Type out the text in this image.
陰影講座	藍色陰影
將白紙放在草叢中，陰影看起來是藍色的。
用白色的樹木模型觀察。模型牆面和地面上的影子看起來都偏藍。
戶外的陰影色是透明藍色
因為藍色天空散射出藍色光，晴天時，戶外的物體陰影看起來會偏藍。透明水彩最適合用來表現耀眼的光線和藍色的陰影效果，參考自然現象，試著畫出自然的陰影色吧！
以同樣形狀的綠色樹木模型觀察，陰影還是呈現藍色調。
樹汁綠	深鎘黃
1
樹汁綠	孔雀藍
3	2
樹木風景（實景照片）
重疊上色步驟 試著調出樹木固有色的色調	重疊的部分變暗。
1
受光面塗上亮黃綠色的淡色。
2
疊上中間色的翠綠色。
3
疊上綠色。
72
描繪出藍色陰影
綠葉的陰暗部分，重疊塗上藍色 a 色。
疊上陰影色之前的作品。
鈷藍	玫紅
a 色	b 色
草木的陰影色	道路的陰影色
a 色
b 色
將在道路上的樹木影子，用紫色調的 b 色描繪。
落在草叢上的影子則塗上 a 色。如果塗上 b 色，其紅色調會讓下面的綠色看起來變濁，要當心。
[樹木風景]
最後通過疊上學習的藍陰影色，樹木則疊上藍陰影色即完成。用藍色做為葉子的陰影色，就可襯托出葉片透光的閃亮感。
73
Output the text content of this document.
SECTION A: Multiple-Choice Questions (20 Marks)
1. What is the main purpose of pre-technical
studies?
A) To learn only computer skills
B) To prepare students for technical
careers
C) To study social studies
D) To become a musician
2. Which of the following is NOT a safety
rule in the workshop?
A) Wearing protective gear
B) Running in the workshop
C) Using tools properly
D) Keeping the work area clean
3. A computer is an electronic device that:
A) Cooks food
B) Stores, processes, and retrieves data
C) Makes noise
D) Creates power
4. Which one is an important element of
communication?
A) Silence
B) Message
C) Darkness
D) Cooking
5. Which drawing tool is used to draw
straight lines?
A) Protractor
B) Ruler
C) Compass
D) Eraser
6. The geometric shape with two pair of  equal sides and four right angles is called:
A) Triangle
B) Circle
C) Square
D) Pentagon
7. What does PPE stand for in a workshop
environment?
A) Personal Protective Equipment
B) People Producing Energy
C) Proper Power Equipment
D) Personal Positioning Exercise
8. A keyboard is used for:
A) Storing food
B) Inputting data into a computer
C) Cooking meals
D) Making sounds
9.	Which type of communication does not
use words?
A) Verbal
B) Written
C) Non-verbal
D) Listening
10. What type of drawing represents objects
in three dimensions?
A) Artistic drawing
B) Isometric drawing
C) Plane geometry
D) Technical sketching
-=-=-=-=-
◆ What the task requires:
List the lines of the records where "data" occurs.

◆ Completed task:
B) Stores, processes, and retrieves data
B) Inputting data into a computer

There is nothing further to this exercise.